EXERCISE BRIEF = Report how many lines in the listing below include the word "Windows". Write nothing besides the number.

Records from a dataset =
┌──

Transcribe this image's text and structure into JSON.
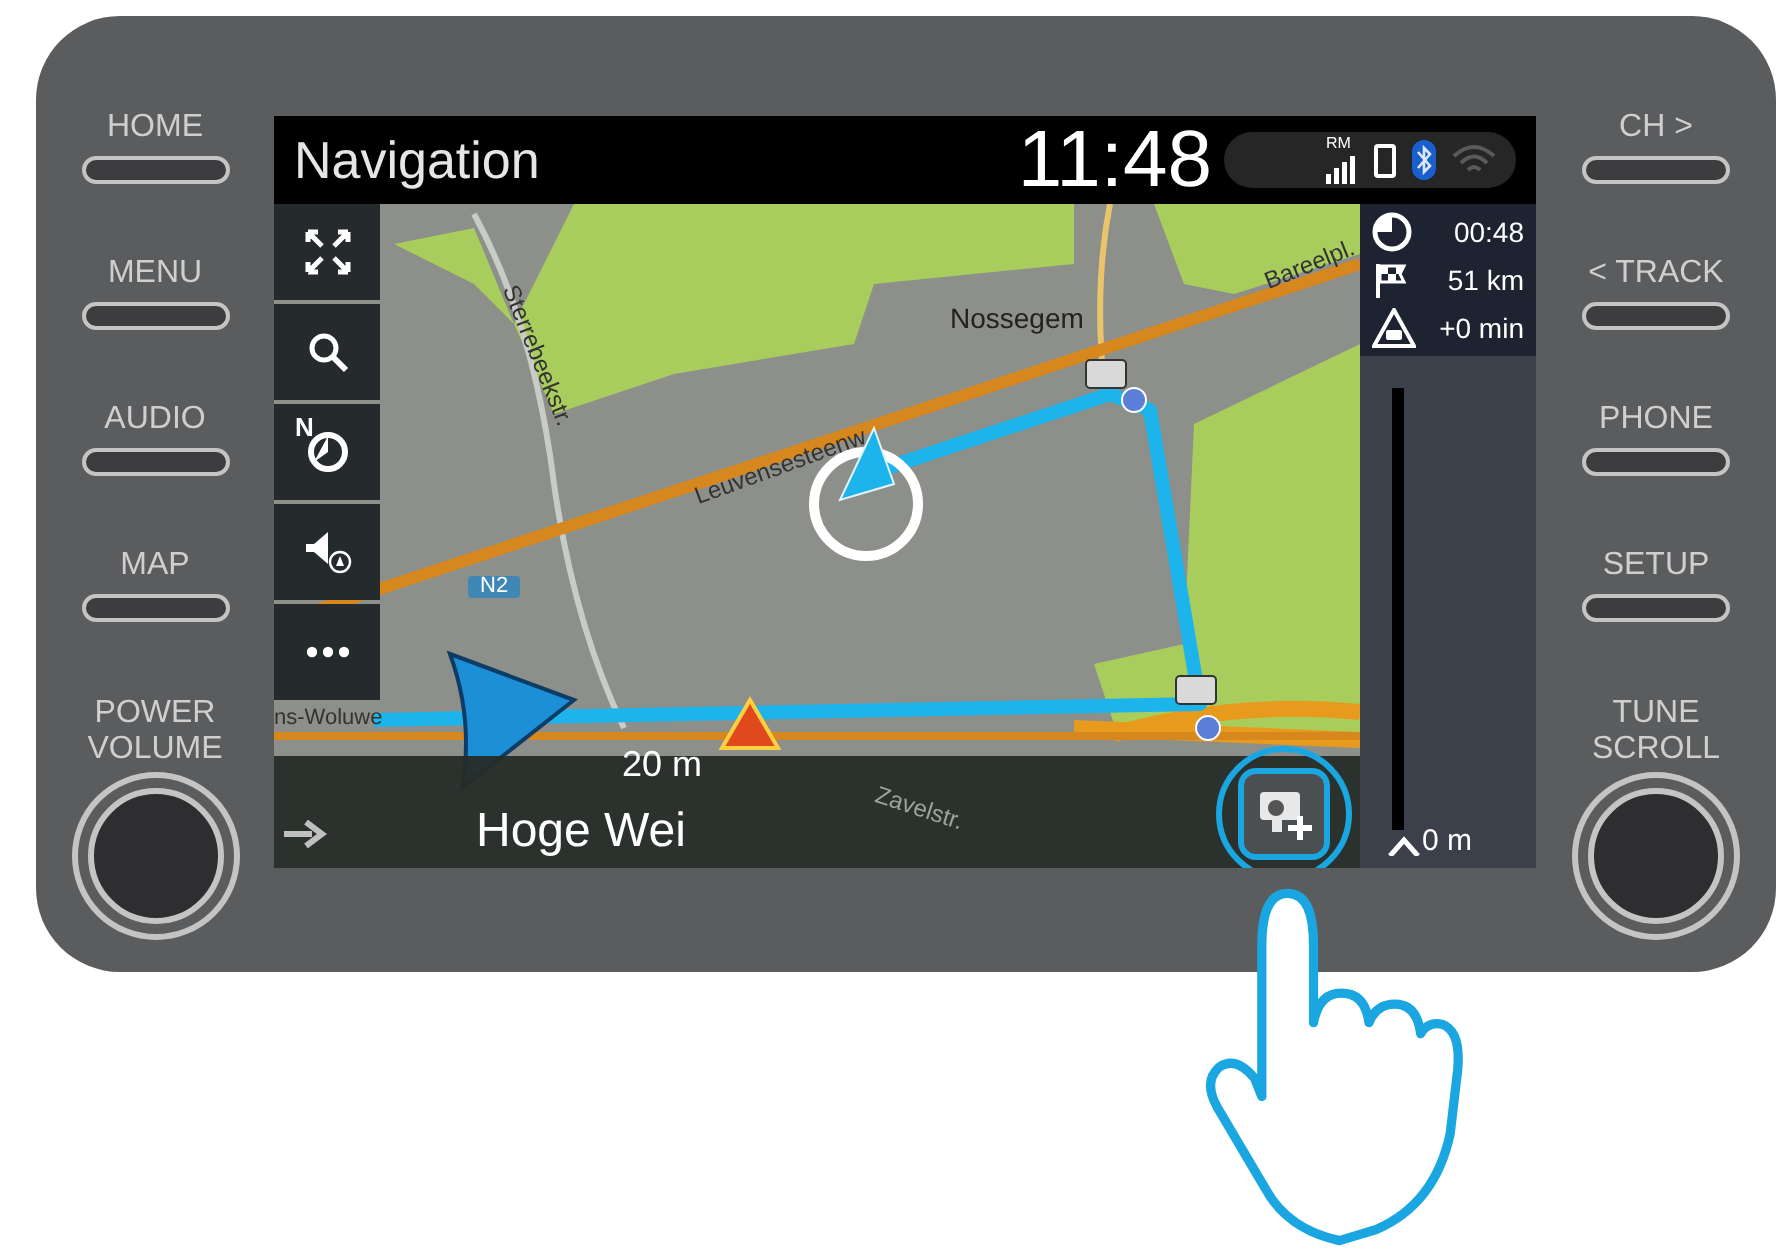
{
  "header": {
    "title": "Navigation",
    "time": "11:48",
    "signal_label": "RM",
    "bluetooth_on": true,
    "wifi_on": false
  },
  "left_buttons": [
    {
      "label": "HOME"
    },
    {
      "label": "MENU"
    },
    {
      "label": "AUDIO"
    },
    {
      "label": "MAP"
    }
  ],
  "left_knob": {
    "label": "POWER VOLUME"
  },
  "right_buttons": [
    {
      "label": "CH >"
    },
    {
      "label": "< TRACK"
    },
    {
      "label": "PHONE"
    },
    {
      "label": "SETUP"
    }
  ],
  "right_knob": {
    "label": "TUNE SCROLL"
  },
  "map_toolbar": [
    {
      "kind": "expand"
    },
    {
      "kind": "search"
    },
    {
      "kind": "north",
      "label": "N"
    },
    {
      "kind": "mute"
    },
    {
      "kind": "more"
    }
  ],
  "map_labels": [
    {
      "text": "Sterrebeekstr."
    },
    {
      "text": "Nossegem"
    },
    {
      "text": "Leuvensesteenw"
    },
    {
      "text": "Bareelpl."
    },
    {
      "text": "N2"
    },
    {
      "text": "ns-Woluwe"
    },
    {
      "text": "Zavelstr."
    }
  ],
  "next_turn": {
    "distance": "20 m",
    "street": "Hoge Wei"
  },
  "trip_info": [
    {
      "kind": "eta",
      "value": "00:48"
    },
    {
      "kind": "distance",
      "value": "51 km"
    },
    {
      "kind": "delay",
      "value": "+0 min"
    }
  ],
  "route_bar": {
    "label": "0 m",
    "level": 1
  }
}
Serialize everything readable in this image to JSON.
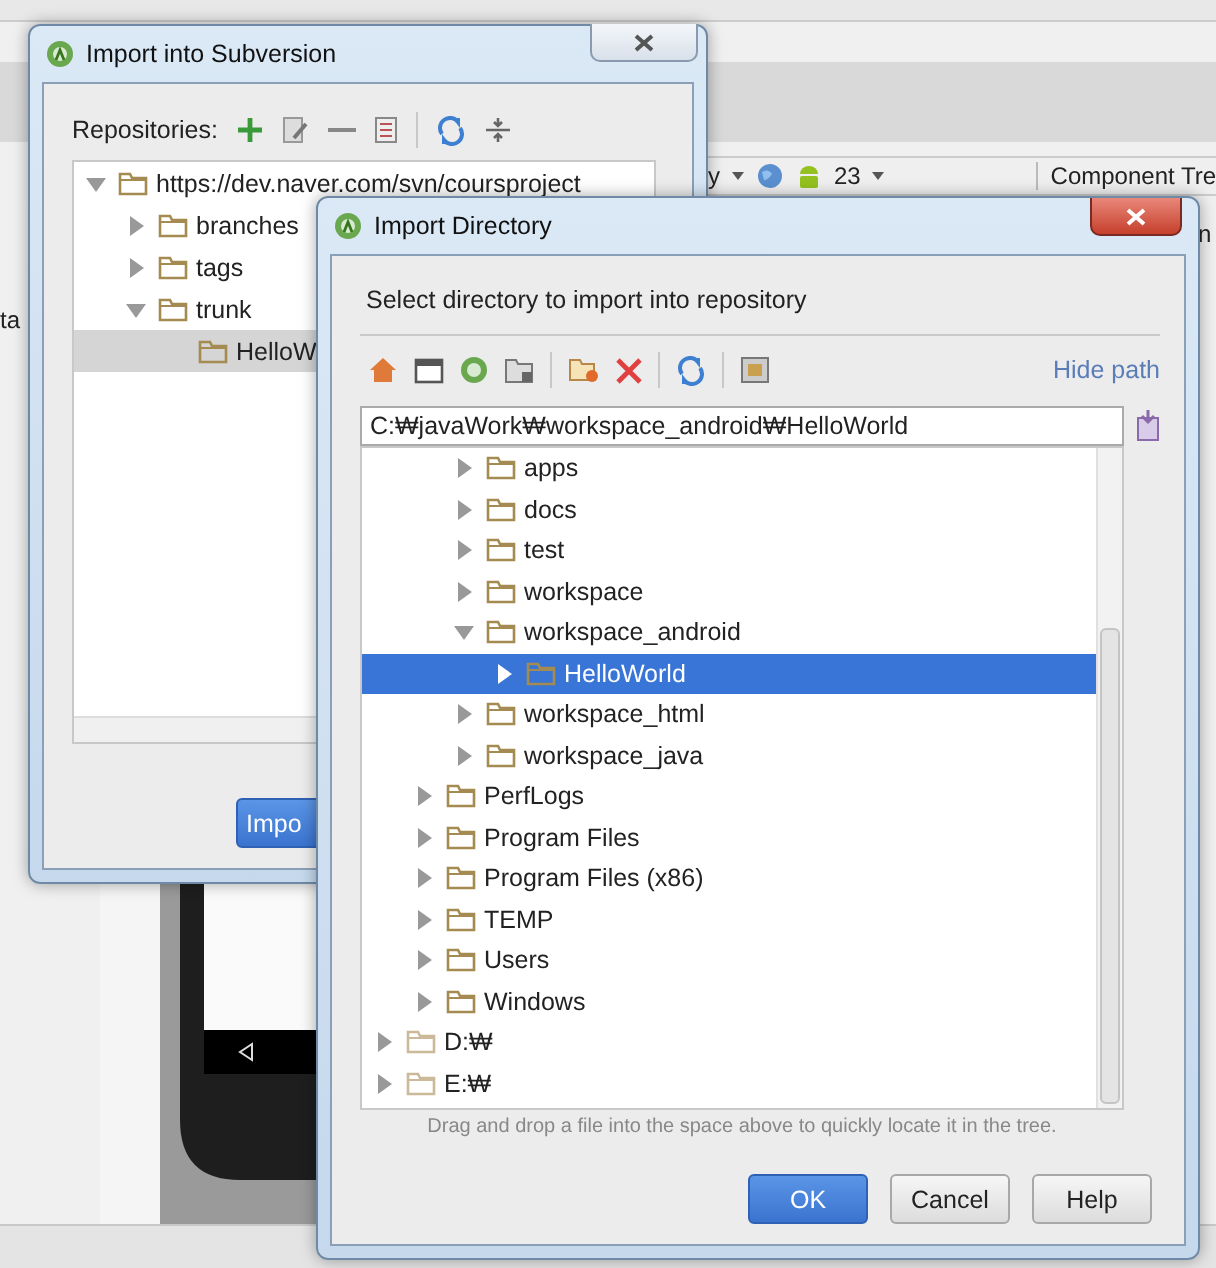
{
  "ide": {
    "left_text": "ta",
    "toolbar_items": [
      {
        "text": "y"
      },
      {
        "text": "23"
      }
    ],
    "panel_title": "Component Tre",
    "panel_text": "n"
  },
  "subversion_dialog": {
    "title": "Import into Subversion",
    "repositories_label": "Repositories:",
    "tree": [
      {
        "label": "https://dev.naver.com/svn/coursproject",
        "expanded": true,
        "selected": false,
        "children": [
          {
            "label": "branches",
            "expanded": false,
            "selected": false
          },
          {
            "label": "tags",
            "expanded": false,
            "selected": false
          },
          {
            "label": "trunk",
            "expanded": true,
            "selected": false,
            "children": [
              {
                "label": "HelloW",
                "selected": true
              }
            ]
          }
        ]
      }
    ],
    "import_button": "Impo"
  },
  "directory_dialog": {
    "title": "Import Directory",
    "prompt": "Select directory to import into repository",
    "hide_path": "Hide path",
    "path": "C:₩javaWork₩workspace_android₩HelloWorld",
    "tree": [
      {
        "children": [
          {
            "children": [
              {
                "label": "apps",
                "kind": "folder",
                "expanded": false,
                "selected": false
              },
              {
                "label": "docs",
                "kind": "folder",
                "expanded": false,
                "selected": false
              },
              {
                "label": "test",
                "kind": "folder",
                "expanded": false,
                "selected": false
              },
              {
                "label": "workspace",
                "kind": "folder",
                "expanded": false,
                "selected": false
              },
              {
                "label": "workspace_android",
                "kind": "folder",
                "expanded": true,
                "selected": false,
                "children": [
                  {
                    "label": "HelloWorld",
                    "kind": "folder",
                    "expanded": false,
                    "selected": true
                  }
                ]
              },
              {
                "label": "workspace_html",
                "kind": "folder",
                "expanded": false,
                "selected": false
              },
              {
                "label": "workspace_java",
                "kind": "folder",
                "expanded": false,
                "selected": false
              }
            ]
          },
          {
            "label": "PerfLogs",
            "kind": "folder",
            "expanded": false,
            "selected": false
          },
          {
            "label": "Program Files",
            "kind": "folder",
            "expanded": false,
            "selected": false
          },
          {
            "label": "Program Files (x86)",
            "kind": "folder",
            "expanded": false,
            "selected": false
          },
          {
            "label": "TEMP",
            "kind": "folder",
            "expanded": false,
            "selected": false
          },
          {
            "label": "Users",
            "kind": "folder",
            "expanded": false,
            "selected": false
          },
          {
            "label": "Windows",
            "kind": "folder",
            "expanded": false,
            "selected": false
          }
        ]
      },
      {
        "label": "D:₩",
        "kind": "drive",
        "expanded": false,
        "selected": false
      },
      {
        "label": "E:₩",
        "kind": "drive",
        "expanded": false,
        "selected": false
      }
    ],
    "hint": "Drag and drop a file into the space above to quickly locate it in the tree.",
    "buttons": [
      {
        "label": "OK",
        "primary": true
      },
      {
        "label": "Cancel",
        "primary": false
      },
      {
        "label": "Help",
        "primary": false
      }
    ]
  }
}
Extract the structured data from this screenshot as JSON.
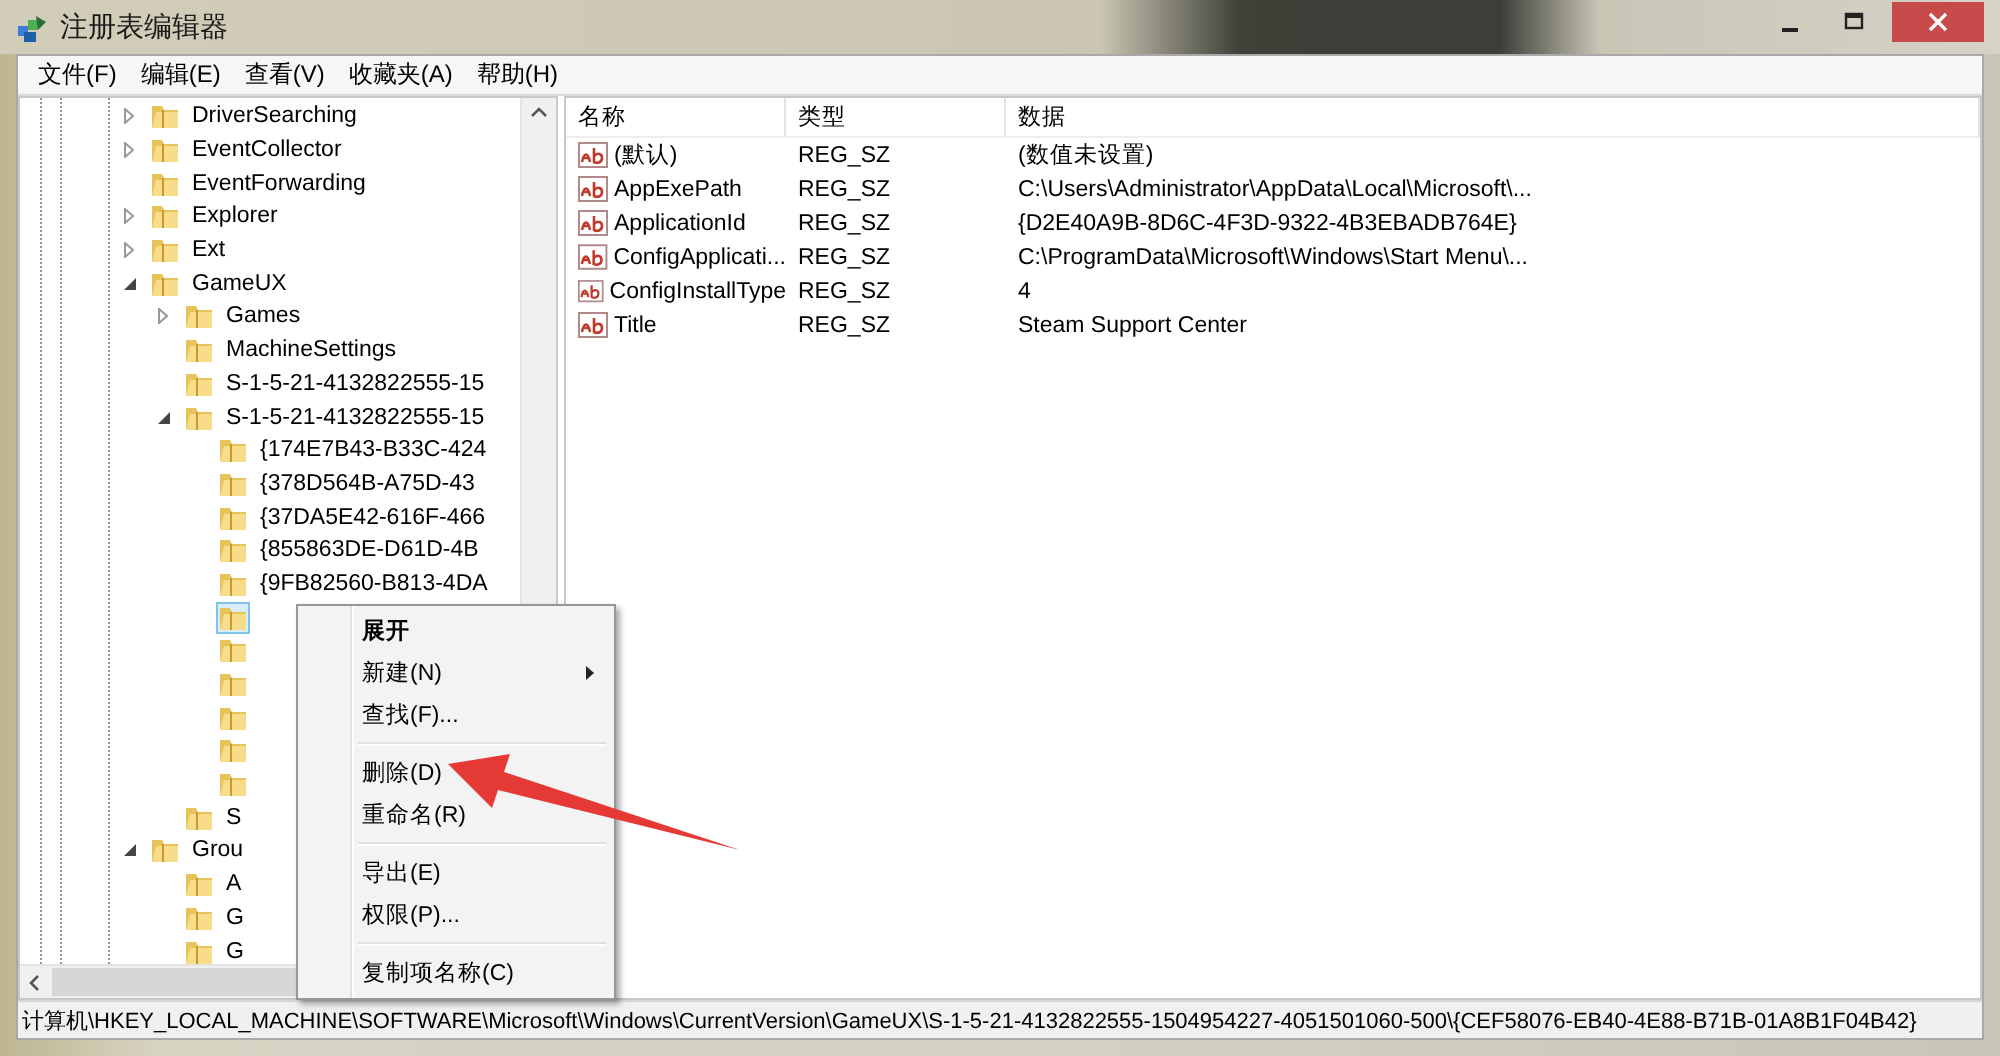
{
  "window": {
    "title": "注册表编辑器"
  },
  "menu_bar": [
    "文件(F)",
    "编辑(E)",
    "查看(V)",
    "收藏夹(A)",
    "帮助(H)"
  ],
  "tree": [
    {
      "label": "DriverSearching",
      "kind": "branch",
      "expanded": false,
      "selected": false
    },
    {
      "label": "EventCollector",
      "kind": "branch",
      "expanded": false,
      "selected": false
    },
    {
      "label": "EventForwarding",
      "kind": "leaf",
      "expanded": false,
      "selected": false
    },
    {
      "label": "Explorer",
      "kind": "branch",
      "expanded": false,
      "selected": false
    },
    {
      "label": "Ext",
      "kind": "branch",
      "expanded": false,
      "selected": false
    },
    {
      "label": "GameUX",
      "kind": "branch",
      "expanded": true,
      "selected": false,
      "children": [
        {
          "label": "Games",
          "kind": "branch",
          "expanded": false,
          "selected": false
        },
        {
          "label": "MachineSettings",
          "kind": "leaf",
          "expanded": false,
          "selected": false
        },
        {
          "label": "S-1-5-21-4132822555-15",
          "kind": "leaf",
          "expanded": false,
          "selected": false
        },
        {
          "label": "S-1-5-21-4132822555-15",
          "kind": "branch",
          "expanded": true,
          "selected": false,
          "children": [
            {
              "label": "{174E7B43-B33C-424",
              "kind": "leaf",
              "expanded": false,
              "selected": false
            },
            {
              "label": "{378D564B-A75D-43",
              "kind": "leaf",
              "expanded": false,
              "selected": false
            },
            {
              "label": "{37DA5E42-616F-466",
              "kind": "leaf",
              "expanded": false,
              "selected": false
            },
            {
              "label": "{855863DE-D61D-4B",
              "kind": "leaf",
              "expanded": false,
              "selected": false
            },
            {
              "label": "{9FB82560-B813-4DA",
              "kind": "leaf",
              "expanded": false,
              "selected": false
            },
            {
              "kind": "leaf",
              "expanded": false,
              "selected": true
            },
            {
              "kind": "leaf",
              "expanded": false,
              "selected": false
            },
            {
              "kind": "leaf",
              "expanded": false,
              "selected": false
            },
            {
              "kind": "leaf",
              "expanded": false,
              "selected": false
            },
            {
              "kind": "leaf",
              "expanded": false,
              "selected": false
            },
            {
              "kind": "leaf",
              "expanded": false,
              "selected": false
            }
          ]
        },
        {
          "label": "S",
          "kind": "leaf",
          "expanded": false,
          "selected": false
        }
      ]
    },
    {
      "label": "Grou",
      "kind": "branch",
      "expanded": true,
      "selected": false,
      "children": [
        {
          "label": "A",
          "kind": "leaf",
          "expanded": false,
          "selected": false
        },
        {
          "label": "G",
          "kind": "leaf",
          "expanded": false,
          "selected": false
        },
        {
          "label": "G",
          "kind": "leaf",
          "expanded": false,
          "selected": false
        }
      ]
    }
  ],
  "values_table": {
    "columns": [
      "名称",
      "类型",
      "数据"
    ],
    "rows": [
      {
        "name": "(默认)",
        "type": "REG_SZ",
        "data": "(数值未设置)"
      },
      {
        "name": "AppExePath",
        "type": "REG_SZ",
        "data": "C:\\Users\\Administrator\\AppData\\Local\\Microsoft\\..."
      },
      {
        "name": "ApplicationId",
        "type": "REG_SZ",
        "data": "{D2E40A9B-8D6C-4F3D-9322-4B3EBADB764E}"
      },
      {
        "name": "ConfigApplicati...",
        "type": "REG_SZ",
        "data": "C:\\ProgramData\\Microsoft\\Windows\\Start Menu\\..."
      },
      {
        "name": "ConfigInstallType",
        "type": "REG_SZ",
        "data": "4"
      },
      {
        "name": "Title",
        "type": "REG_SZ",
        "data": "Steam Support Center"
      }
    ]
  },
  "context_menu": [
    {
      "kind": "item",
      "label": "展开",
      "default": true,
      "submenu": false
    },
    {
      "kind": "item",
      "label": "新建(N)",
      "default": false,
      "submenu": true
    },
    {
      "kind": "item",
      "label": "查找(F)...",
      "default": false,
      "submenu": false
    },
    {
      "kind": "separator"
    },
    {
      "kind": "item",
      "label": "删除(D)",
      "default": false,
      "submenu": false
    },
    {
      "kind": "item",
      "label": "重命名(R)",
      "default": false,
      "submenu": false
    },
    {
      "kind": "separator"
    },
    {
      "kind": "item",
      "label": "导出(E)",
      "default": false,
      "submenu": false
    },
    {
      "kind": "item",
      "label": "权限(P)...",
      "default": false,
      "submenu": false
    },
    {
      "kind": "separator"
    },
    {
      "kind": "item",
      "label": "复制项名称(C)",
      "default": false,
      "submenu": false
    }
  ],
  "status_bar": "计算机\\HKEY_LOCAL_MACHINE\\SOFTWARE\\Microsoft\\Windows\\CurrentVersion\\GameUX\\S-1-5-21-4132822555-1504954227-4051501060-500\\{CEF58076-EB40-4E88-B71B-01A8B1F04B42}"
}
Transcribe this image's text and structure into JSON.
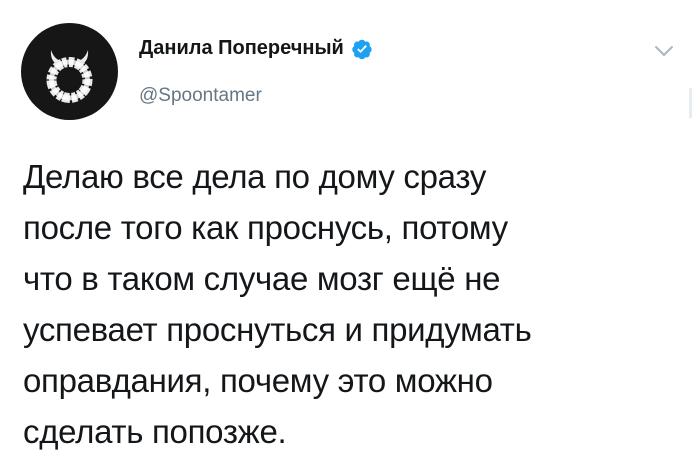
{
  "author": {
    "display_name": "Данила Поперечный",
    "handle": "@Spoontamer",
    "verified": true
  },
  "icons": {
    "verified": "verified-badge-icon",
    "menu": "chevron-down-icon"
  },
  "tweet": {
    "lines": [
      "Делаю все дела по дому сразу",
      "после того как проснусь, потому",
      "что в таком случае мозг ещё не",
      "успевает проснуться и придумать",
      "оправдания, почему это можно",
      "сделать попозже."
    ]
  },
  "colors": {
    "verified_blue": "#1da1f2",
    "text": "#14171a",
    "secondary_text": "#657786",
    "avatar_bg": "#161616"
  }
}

└──

SOLUTION TO THIS TASK = 3